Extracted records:

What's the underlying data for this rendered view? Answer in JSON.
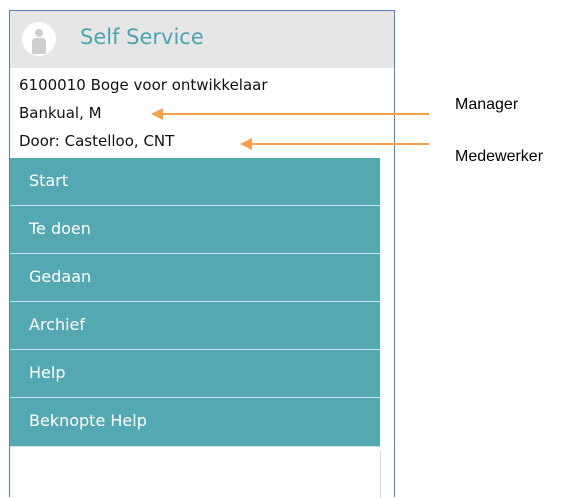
{
  "header": {
    "title": "Self Service",
    "icon": "user-avatar-icon"
  },
  "info": {
    "department": "6100010 Boge voor ontwikkelaar",
    "manager_name": "Bankual, M",
    "employee_line": "Door: Castelloo, CNT"
  },
  "menu": {
    "items": [
      {
        "label": "Start"
      },
      {
        "label": "Te doen"
      },
      {
        "label": "Gedaan"
      },
      {
        "label": "Archief"
      },
      {
        "label": "Help"
      },
      {
        "label": "Beknopte Help"
      }
    ]
  },
  "annotations": {
    "manager": "Manager",
    "employee": "Medewerker"
  },
  "colors": {
    "accent": "#54a8b1",
    "title": "#4ba3ad",
    "header_bg": "#e6e6e6",
    "arrow": "#f5a04a",
    "border": "#5b7fb8"
  }
}
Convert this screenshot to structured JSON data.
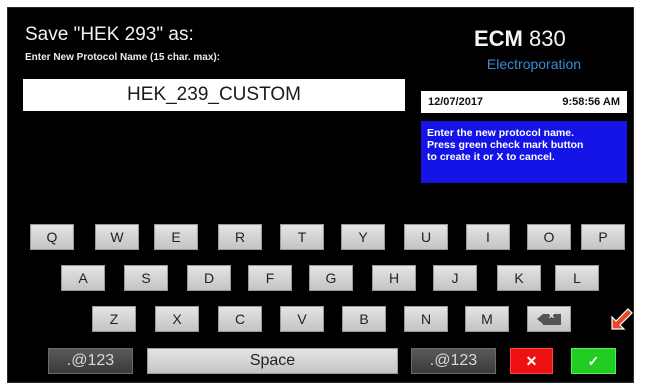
{
  "header": {
    "title": "Save \"HEK 293\" as:",
    "subtitle": "Enter New Protocol Name (15 char. max):"
  },
  "name_input": {
    "value": "HEK_239_CUSTOM"
  },
  "brand": {
    "name": "ECM",
    "model": "830",
    "subtitle": "Electroporation"
  },
  "status": {
    "date": "12/07/2017",
    "time": "9:58:56 AM"
  },
  "hint": {
    "lines": [
      "Enter the new protocol name.",
      "Press green check mark button",
      "to create it or X to cancel."
    ]
  },
  "keyboard": {
    "row1": [
      "Q",
      "W",
      "E",
      "R",
      "T",
      "Y",
      "U",
      "I",
      "O",
      "P"
    ],
    "row2": [
      "A",
      "S",
      "D",
      "F",
      "G",
      "H",
      "J",
      "K",
      "L"
    ],
    "row3": [
      "Z",
      "X",
      "C",
      "V",
      "B",
      "N",
      "M"
    ],
    "backspace_icon": "backspace-icon",
    "symbols_left": ".@123",
    "space": "Space",
    "symbols_right": ".@123",
    "cancel": "✕",
    "confirm": "✓"
  },
  "colors": {
    "screen_bg": "#000000",
    "brand_accent": "#3a8bd6",
    "hint_bg": "#1414e6",
    "cancel_red": "#ee1111",
    "confirm_green": "#22cc22",
    "pointer_arrow": "#e8472b"
  },
  "annotation": {
    "icon": "pointer-arrow-icon"
  }
}
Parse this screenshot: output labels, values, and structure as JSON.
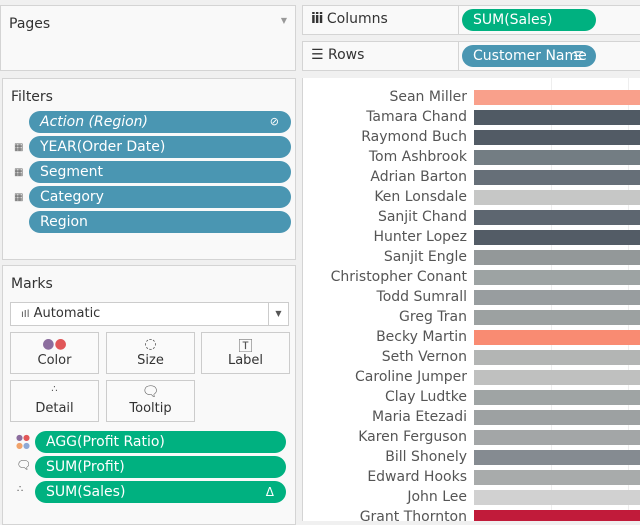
{
  "pages": {
    "title": "Pages"
  },
  "columns": {
    "label": "Columns",
    "icon": "columns-icon",
    "pill": "SUM(Sales)"
  },
  "rows": {
    "label": "Rows",
    "icon": "rows-icon",
    "pill": "Customer Name"
  },
  "filters": {
    "title": "Filters",
    "items": [
      {
        "label": "Action (Region)",
        "italic": true,
        "icon": "link-icon"
      },
      {
        "label": "YEAR(Order Date)",
        "icon": "context-filter-icon"
      },
      {
        "label": "Segment",
        "icon": "context-filter-icon"
      },
      {
        "label": "Category",
        "icon": "context-filter-icon"
      },
      {
        "label": "Region"
      }
    ]
  },
  "marks": {
    "title": "Marks",
    "type": "Automatic",
    "buttons": [
      "Color",
      "Size",
      "Label",
      "Detail",
      "Tooltip"
    ],
    "fields": [
      {
        "label": "AGG(Profit Ratio)",
        "icon": "color-icon"
      },
      {
        "label": "SUM(Profit)",
        "icon": "tooltip-icon"
      },
      {
        "label": "SUM(Sales)",
        "icon": "detail-icon",
        "badge": "Δ"
      }
    ]
  },
  "chart_data": {
    "type": "bar",
    "orientation": "horizontal",
    "xlabel": "SUM(Sales)",
    "ylabel": "Customer Name",
    "color_by": "AGG(Profit Ratio)",
    "categories": [
      "Sean Miller",
      "Tamara Chand",
      "Raymond Buch",
      "Tom Ashbrook",
      "Adrian Barton",
      "Ken Lonsdale",
      "Sanjit Chand",
      "Hunter Lopez",
      "Sanjit Engle",
      "Christopher Conant",
      "Todd Sumrall",
      "Greg Tran",
      "Becky Martin",
      "Seth Vernon",
      "Caroline Jumper",
      "Clay Ludtke",
      "Maria Etezadi",
      "Karen Ferguson",
      "Bill Shonely",
      "Edward Hooks",
      "John Lee",
      "Grant Thornton"
    ],
    "colors": [
      "#f9a08b",
      "#505a64",
      "#525b65",
      "#737d83",
      "#666f78",
      "#c6c7c6",
      "#5d6670",
      "#535c66",
      "#939899",
      "#9da3a3",
      "#989d9f",
      "#9ca1a1",
      "#f98b72",
      "#b3b5b4",
      "#bfc0bf",
      "#9fa4a4",
      "#9da1a2",
      "#a3a6a7",
      "#858b91",
      "#a8abab",
      "#d1d1d1",
      "#c11b3a"
    ],
    "sort": "descending"
  }
}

# EXERCISE OBJECTIVE
Return the material exactly as given, apart from the pictures.

# REPLY
What's the underlying data for this rendered view? Answer in JSON.
{
  "header": {
    "title": "Self Service",
    "icon": "user-avatar-icon"
  },
  "info": {
    "department": "6100010 Boge voor ontwikkelaar",
    "manager_name": "Bankual, M",
    "employee_line": "Door: Castelloo, CNT"
  },
  "menu": {
    "items": [
      {
        "label": "Start"
      },
      {
        "label": "Te doen"
      },
      {
        "label": "Gedaan"
      },
      {
        "label": "Archief"
      },
      {
        "label": "Help"
      },
      {
        "label": "Beknopte Help"
      }
    ]
  },
  "annotations": {
    "manager": "Manager",
    "employee": "Medewerker"
  },
  "colors": {
    "accent": "#54a8b1",
    "title": "#4ba3ad",
    "header_bg": "#e6e6e6",
    "arrow": "#f5a04a",
    "border": "#5b7fb8"
  }
}
Convert this screenshot to structured JSON data.
{
  "header": {
    "title": "Save \"HEK 293\" as:",
    "subtitle": "Enter New Protocol Name (15 char. max):"
  },
  "name_input": {
    "value": "HEK_239_CUSTOM"
  },
  "brand": {
    "name": "ECM",
    "model": "830",
    "subtitle": "Electroporation"
  },
  "status": {
    "date": "12/07/2017",
    "time": "9:58:56 AM"
  },
  "hint": {
    "lines": [
      "Enter the new protocol name.",
      "Press green check mark button",
      "to create it or X to cancel."
    ]
  },
  "keyboard": {
    "row1": [
      "Q",
      "W",
      "E",
      "R",
      "T",
      "Y",
      "U",
      "I",
      "O",
      "P"
    ],
    "row2": [
      "A",
      "S",
      "D",
      "F",
      "G",
      "H",
      "J",
      "K",
      "L"
    ],
    "row3": [
      "Z",
      "X",
      "C",
      "V",
      "B",
      "N",
      "M"
    ],
    "backspace_icon": "backspace-icon",
    "symbols_left": ".@123",
    "space": "Space",
    "symbols_right": ".@123",
    "cancel": "✕",
    "confirm": "✓"
  },
  "colors": {
    "screen_bg": "#000000",
    "brand_accent": "#3a8bd6",
    "hint_bg": "#1414e6",
    "cancel_red": "#ee1111",
    "confirm_green": "#22cc22",
    "pointer_arrow": "#e8472b"
  },
  "annotation": {
    "icon": "pointer-arrow-icon"
  }
}
Parse this screenshot: output labels, values, and structure as JSON.
{
  "pages": {
    "title": "Pages"
  },
  "columns": {
    "label": "Columns",
    "icon": "columns-icon",
    "pill": "SUM(Sales)"
  },
  "rows": {
    "label": "Rows",
    "icon": "rows-icon",
    "pill": "Customer Name"
  },
  "filters": {
    "title": "Filters",
    "items": [
      {
        "label": "Action (Region)",
        "italic": true,
        "icon": "link-icon"
      },
      {
        "label": "YEAR(Order Date)",
        "icon": "context-filter-icon"
      },
      {
        "label": "Segment",
        "icon": "context-filter-icon"
      },
      {
        "label": "Category",
        "icon": "context-filter-icon"
      },
      {
        "label": "Region"
      }
    ]
  },
  "marks": {
    "title": "Marks",
    "type": "Automatic",
    "buttons": [
      "Color",
      "Size",
      "Label",
      "Detail",
      "Tooltip"
    ],
    "fields": [
      {
        "label": "AGG(Profit Ratio)",
        "icon": "color-icon"
      },
      {
        "label": "SUM(Profit)",
        "icon": "tooltip-icon"
      },
      {
        "label": "SUM(Sales)",
        "icon": "detail-icon",
        "badge": "Δ"
      }
    ]
  },
  "chart_data": {
    "type": "bar",
    "orientation": "horizontal",
    "xlabel": "SUM(Sales)",
    "ylabel": "Customer Name",
    "color_by": "AGG(Profit Ratio)",
    "categories": [
      "Sean Miller",
      "Tamara Chand",
      "Raymond Buch",
      "Tom Ashbrook",
      "Adrian Barton",
      "Ken Lonsdale",
      "Sanjit Chand",
      "Hunter Lopez",
      "Sanjit Engle",
      "Christopher Conant",
      "Todd Sumrall",
      "Greg Tran",
      "Becky Martin",
      "Seth Vernon",
      "Caroline Jumper",
      "Clay Ludtke",
      "Maria Etezadi",
      "Karen Ferguson",
      "Bill Shonely",
      "Edward Hooks",
      "John Lee",
      "Grant Thornton"
    ],
    "colors": [
      "#f9a08b",
      "#505a64",
      "#525b65",
      "#737d83",
      "#666f78",
      "#c6c7c6",
      "#5d6670",
      "#535c66",
      "#939899",
      "#9da3a3",
      "#989d9f",
      "#9ca1a1",
      "#f98b72",
      "#b3b5b4",
      "#bfc0bf",
      "#9fa4a4",
      "#9da1a2",
      "#a3a6a7",
      "#858b91",
      "#a8abab",
      "#d1d1d1",
      "#c11b3a"
    ],
    "sort": "descending"
  }
}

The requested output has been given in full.